start Data lines

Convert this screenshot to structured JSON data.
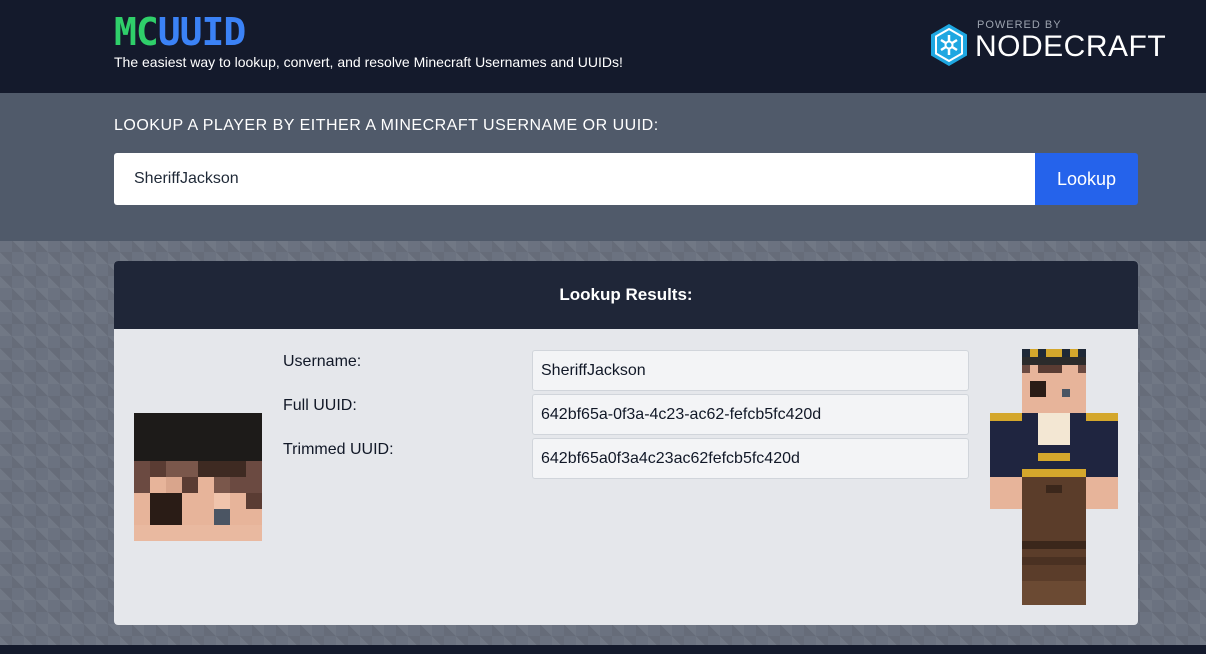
{
  "brand": {
    "logo_mc": "MC",
    "logo_uuid": "UUID",
    "tagline": "The easiest way to lookup, convert, and resolve Minecraft Usernames and UUIDs!",
    "powered_by": "POWERED BY",
    "partner": "NODECRAFT",
    "partner_icon": "nodecraft-hex-icon"
  },
  "search": {
    "label": "LOOKUP A PLAYER BY EITHER A MINECRAFT USERNAME OR UUID:",
    "value": "SheriffJackson",
    "button_label": "Lookup"
  },
  "results": {
    "title": "Lookup Results:",
    "fields": [
      {
        "label": "Username:",
        "value": "SheriffJackson"
      },
      {
        "label": "Full UUID:",
        "value": "642bf65a-0f3a-4c23-ac62-fefcb5fc420d"
      },
      {
        "label": "Trimmed UUID:",
        "value": "642bf65a0f3a4c23ac62fefcb5fc420d"
      }
    ]
  },
  "colors": {
    "header_bg": "#141a2c",
    "search_band_bg": "#505a6a",
    "accent_blue": "#2563eb",
    "logo_green": "#2fcf6a",
    "logo_blue": "#3b82f6"
  }
}
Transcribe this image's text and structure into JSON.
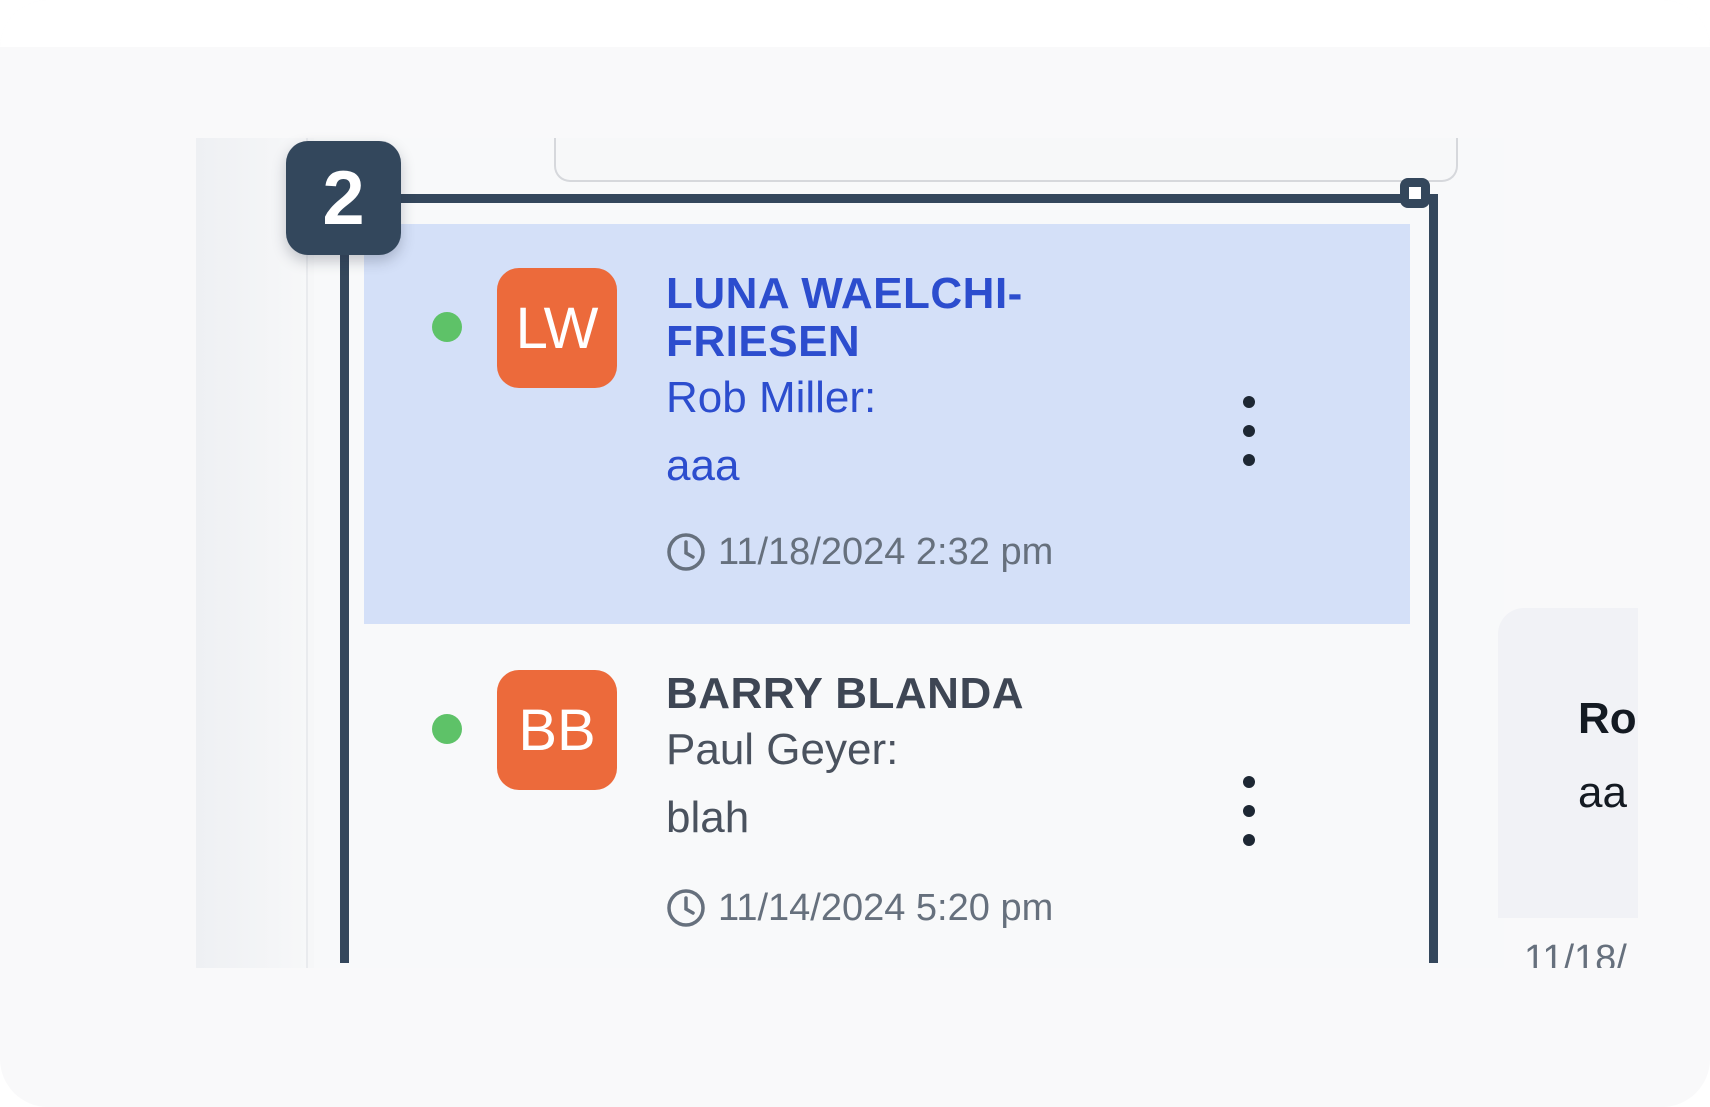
{
  "conversations": [
    {
      "initials": "LW",
      "name_line1": "LUNA WAELCHI-",
      "name_line2": "FRIESEN",
      "sender": "Rob Miller:",
      "message": "aaa",
      "timestamp": "11/18/2024 2:32 pm",
      "online": true,
      "selected": true
    },
    {
      "initials": "BB",
      "name_line1": "BARRY BLANDA",
      "sender": "Paul Geyer:",
      "message": "blah",
      "timestamp": "11/14/2024 5:20 pm",
      "online": true,
      "selected": false
    }
  ],
  "detail": {
    "name_partial": "Ro",
    "message_partial": "aa",
    "timestamp_partial": "11/18/"
  },
  "annotation": {
    "badge_number": "2"
  },
  "colors": {
    "selected_bg": "#d4e0f8",
    "selected_text": "#2c4dce",
    "avatar_bg": "#ec6a3b",
    "online_dot": "#5ec268",
    "annotation": "#34475c"
  },
  "icons": [
    "clock-icon",
    "more-vertical-icon"
  ]
}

end Data lines

## Directive
Images should not appear in the copy; retype the listing above exactly.

## Solution
Convert this screenshot to structured JSON data.
{
  "brand": {
    "logo_mc": "MC",
    "logo_uuid": "UUID",
    "tagline": "The easiest way to lookup, convert, and resolve Minecraft Usernames and UUIDs!",
    "powered_by": "POWERED BY",
    "partner": "NODECRAFT",
    "partner_icon": "nodecraft-hex-icon"
  },
  "search": {
    "label": "LOOKUP A PLAYER BY EITHER A MINECRAFT USERNAME OR UUID:",
    "value": "SheriffJackson",
    "button_label": "Lookup"
  },
  "results": {
    "title": "Lookup Results:",
    "fields": [
      {
        "label": "Username:",
        "value": "SheriffJackson"
      },
      {
        "label": "Full UUID:",
        "value": "642bf65a-0f3a-4c23-ac62-fefcb5fc420d"
      },
      {
        "label": "Trimmed UUID:",
        "value": "642bf65a0f3a4c23ac62fefcb5fc420d"
      }
    ]
  },
  "colors": {
    "header_bg": "#141a2c",
    "search_band_bg": "#505a6a",
    "accent_blue": "#2563eb",
    "logo_green": "#2fcf6a",
    "logo_blue": "#3b82f6"
  }
}
Transcribe this image's text and structure into JSON.
{
  "conversations": [
    {
      "initials": "LW",
      "name_line1": "LUNA WAELCHI-",
      "name_line2": "FRIESEN",
      "sender": "Rob Miller:",
      "message": "aaa",
      "timestamp": "11/18/2024 2:32 pm",
      "online": true,
      "selected": true
    },
    {
      "initials": "BB",
      "name_line1": "BARRY BLANDA",
      "sender": "Paul Geyer:",
      "message": "blah",
      "timestamp": "11/14/2024 5:20 pm",
      "online": true,
      "selected": false
    }
  ],
  "detail": {
    "name_partial": "Ro",
    "message_partial": "aa",
    "timestamp_partial": "11/18/"
  },
  "annotation": {
    "badge_number": "2"
  },
  "colors": {
    "selected_bg": "#d4e0f8",
    "selected_text": "#2c4dce",
    "avatar_bg": "#ec6a3b",
    "online_dot": "#5ec268",
    "annotation": "#34475c"
  },
  "icons": [
    "clock-icon",
    "more-vertical-icon"
  ]
}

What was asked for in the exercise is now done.